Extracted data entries
((

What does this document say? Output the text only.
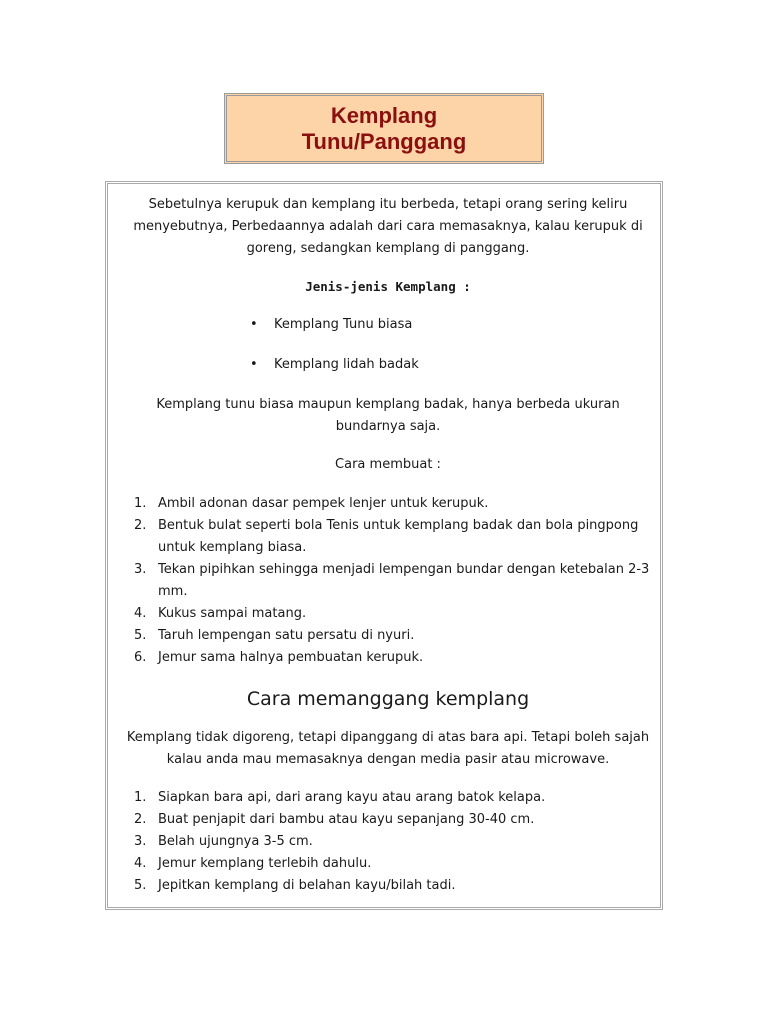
Kemplang
Tunu/Panggang

Sebetulnya kerupuk dan kemplang itu berbeda, tetapi orang sering keliru menyebutnya, Perbedaannya adalah dari cara memasaknya, kalau kerupuk di goreng, sedangkan kemplang di panggang.

Jenis-jenis Kemplang :

• Kemplang Tunu biasa
• Kemplang lidah badak

Kemplang tunu biasa maupun kemplang badak, hanya berbeda ukuran bundarnya saja.

Cara membuat :

1. Ambil adonan dasar pempek lenjer untuk kerupuk.
2. Bentuk bulat seperti bola Tenis untuk kemplang badak dan bola pingpong untuk kemplang biasa.
3. Tekan pipihkan sehingga menjadi lempengan bundar dengan ketebalan 2-3 mm.
4. Kukus sampai matang.
5. Taruh lempengan satu persatu di nyuri.
6. Jemur sama halnya pembuatan kerupuk.

Cara memanggang kemplang

Kemplang tidak digoreng, tetapi dipanggang di atas bara api. Tetapi boleh sajah kalau anda mau memasaknya dengan media pasir atau microwave.

1. Siapkan bara api, dari arang kayu atau arang batok kelapa.
2. Buat penjapit dari bambu atau kayu sepanjang 30-40 cm.
3. Belah ujungnya 3-5 cm.
4. Jemur kemplang terlebih dahulu.
5. Jepitkan kemplang di belahan kayu/bilah tadi.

))

_Task to complete:_
Make a verbatim copy of all the entries and strip out the pictures.

_Result for this exercise:_
What does this document say? Output the text only.
Kemplang
Tunu/Panggang

Sebetulnya kerupuk dan kemplang itu berbeda, tetapi orang sering keliru menyebutnya, Perbedaannya adalah dari cara memasaknya, kalau kerupuk di goreng, sedangkan kemplang di panggang.

Jenis-jenis Kemplang :

• Kemplang Tunu biasa
• Kemplang lidah badak

Kemplang tunu biasa maupun kemplang badak, hanya berbeda ukuran bundarnya saja.

Cara membuat :

1. Ambil adonan dasar pempek lenjer untuk kerupuk.
2. Bentuk bulat seperti bola Tenis untuk kemplang badak dan bola pingpong untuk kemplang biasa.
3. Tekan pipihkan sehingga menjadi lempengan bundar dengan ketebalan 2-3 mm.
4. Kukus sampai matang.
5. Taruh lempengan satu persatu di nyuri.
6. Jemur sama halnya pembuatan kerupuk.

Cara memanggang kemplang

Kemplang tidak digoreng, tetapi dipanggang di atas bara api. Tetapi boleh sajah kalau anda mau memasaknya dengan media pasir atau microwave.

1. Siapkan bara api, dari arang kayu atau arang batok kelapa.
2. Buat penjapit dari bambu atau kayu sepanjang 30-40 cm.
3. Belah ujungnya 3-5 cm.
4. Jemur kemplang terlebih dahulu.
5. Jepitkan kemplang di belahan kayu/bilah tadi.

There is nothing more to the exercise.